* **SET PROBLEM**
Gather every line below where "Media" appears.

Extracts from a graphics dataset
---+---
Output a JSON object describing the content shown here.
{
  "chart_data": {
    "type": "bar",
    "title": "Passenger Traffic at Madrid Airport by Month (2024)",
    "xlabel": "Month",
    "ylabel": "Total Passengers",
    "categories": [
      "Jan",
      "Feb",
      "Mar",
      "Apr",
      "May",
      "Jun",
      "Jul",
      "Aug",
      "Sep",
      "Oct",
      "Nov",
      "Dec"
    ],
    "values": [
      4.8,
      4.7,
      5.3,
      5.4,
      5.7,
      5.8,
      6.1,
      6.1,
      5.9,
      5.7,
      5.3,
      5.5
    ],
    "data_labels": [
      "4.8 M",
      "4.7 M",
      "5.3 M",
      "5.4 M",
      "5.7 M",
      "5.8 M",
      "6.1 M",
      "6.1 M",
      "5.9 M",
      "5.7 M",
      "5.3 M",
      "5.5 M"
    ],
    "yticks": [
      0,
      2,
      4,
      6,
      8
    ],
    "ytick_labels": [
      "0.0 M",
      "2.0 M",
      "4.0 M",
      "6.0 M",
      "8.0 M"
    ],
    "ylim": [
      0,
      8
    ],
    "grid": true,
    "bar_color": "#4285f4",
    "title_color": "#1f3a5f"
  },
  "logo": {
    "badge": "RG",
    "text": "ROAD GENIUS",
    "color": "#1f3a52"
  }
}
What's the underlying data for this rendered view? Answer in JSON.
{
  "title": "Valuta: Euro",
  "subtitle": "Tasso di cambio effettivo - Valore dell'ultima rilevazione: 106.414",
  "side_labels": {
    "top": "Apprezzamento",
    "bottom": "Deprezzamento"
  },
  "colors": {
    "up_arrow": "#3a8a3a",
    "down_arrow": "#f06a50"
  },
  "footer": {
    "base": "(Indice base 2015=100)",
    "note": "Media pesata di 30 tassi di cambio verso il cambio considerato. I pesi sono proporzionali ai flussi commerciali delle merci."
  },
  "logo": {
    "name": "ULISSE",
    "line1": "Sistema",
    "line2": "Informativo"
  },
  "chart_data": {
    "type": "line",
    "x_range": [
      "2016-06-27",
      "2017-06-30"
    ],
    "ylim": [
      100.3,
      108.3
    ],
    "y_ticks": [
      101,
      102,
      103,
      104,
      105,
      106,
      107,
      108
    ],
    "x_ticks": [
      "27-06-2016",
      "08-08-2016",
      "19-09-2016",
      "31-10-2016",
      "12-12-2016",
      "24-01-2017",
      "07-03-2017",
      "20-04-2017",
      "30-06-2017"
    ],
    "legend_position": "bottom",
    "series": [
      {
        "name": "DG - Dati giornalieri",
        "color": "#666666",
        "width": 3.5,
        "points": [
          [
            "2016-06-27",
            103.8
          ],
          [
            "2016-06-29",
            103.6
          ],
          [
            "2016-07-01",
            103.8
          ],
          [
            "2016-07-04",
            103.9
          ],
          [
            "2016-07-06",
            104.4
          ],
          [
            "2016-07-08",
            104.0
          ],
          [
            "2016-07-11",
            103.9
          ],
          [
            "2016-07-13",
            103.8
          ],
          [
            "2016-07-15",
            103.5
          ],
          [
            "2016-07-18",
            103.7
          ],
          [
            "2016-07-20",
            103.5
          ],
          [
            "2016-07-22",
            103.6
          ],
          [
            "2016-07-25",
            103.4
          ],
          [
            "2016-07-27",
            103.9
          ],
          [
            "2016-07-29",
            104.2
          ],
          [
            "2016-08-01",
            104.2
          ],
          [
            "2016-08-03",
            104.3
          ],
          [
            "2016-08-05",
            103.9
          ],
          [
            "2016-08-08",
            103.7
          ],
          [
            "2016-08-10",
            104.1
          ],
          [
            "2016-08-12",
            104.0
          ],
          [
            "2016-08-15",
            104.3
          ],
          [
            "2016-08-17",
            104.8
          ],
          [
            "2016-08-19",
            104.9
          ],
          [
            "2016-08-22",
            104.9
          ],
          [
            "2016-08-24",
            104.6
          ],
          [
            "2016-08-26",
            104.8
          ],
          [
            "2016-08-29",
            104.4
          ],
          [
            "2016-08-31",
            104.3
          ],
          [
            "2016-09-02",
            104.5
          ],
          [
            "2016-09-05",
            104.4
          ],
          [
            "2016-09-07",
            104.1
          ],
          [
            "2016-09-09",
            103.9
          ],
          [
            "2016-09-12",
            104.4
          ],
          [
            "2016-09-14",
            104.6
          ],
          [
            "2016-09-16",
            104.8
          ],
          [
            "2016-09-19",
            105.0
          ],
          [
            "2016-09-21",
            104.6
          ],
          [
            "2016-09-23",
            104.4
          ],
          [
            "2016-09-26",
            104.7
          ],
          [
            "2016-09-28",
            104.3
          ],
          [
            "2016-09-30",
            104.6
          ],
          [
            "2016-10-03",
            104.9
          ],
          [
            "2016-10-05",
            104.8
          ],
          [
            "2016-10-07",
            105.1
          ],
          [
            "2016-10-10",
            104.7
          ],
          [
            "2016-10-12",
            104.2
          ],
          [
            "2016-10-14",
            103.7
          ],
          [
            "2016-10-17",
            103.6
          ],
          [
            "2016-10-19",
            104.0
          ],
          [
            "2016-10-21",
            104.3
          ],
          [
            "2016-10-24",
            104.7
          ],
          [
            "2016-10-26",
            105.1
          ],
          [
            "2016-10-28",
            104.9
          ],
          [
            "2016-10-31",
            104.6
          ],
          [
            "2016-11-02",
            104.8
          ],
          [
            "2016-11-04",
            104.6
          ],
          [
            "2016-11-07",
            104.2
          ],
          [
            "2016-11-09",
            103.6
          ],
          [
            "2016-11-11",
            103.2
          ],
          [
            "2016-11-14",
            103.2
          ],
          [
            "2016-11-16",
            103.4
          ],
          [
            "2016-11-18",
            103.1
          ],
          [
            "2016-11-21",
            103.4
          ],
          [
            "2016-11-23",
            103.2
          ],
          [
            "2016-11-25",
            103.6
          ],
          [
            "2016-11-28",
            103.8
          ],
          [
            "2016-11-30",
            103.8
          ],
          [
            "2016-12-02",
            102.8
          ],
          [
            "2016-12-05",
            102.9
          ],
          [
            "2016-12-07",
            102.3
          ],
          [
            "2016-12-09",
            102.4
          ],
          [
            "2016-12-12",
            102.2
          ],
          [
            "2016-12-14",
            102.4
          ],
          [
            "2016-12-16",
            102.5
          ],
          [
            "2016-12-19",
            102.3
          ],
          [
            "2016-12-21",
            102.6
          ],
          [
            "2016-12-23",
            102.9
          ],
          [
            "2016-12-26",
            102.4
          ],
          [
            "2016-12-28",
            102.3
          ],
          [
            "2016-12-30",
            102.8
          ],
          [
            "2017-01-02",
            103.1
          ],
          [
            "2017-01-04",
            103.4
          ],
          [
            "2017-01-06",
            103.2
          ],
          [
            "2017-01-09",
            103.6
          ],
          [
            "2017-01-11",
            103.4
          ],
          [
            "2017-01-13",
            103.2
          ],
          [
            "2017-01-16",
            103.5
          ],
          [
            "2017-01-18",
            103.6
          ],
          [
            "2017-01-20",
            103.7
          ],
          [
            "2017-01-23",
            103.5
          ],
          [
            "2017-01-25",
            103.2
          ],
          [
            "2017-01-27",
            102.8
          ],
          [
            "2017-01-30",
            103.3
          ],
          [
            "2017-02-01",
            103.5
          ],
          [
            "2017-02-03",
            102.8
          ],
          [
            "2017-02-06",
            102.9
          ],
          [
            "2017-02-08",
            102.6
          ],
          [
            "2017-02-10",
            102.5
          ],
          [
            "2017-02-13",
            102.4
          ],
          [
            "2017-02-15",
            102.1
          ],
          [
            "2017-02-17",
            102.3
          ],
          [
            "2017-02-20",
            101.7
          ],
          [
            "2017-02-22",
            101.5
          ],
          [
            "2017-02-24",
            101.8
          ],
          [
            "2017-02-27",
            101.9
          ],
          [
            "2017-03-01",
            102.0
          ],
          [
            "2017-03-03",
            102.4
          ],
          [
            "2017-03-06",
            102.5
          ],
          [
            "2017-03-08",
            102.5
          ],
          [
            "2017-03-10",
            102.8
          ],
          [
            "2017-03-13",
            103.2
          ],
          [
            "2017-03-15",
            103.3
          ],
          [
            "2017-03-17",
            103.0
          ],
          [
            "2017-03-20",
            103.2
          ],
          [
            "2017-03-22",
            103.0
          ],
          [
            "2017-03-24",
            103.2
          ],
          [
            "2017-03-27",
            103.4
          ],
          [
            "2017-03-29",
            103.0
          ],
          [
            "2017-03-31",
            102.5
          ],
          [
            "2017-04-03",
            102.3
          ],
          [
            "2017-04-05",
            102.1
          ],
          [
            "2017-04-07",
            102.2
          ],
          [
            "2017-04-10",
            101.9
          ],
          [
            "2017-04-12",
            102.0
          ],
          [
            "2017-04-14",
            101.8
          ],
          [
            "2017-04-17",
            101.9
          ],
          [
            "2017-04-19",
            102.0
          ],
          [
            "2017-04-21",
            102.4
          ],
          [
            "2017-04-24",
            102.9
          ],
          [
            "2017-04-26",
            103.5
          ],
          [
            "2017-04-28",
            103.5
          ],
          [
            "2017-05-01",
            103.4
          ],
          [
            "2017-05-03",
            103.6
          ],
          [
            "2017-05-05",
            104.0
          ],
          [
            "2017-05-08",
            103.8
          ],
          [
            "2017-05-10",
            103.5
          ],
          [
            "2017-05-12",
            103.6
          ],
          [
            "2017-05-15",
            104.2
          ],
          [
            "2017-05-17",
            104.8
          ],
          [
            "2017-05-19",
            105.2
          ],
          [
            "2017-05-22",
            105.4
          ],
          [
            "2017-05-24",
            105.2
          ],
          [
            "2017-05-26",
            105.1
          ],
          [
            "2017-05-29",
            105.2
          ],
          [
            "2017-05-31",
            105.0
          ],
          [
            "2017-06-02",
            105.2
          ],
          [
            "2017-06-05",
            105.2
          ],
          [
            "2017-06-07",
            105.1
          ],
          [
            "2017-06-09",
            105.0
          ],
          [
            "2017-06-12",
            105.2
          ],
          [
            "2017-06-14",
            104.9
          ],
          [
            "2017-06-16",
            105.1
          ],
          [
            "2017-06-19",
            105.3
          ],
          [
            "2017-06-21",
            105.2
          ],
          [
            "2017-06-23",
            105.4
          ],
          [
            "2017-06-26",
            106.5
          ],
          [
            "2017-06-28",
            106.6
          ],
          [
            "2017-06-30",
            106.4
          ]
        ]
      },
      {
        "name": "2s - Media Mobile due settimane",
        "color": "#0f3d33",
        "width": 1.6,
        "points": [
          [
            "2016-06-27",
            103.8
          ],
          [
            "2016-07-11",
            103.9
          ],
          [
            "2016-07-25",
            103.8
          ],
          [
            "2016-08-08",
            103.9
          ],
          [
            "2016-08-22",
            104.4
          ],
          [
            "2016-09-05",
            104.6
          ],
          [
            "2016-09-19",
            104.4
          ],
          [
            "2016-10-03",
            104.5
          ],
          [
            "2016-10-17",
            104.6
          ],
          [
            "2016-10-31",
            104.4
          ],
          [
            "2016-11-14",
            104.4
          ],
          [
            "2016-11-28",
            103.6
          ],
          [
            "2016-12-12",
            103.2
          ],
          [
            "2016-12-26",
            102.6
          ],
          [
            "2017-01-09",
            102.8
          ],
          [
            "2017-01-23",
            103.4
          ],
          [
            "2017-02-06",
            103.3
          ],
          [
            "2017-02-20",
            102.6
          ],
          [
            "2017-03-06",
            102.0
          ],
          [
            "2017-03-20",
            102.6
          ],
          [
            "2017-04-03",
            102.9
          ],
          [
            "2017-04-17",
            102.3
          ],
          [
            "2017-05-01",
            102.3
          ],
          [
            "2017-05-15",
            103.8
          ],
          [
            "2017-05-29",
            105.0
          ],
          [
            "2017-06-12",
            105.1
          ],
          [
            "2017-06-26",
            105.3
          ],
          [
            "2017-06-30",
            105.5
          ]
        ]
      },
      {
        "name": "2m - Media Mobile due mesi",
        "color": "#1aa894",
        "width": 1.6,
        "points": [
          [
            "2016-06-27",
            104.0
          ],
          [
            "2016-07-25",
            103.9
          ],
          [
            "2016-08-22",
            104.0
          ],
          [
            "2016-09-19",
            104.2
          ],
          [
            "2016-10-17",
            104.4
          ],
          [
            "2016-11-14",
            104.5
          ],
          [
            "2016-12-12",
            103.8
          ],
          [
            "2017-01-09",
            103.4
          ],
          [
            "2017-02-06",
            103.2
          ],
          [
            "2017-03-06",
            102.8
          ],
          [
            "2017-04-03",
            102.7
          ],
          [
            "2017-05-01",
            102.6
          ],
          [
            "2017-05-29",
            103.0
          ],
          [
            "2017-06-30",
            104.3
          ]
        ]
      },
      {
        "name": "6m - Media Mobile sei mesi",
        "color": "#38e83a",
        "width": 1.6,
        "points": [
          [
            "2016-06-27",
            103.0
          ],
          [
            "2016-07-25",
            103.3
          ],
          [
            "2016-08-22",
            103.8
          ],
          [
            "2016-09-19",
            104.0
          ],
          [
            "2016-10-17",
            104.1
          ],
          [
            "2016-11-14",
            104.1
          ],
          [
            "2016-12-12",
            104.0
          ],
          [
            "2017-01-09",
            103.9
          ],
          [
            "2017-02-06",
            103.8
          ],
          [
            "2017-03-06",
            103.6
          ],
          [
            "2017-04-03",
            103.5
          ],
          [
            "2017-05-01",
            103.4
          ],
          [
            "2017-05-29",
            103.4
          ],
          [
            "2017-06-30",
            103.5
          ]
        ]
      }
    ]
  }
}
---+---
* **RESULT OF THIS EXERCISE**
    "note": "Media pesata di 30 tassi di cambio verso il cambio considerato. I pesi sono proporzionali ai flussi commerciali delle merci."
        "name": "2s - Media Mobile due settimane",
        "name": "2m - Media Mobile due mesi",
        "name": "6m - Media Mobile sei mesi",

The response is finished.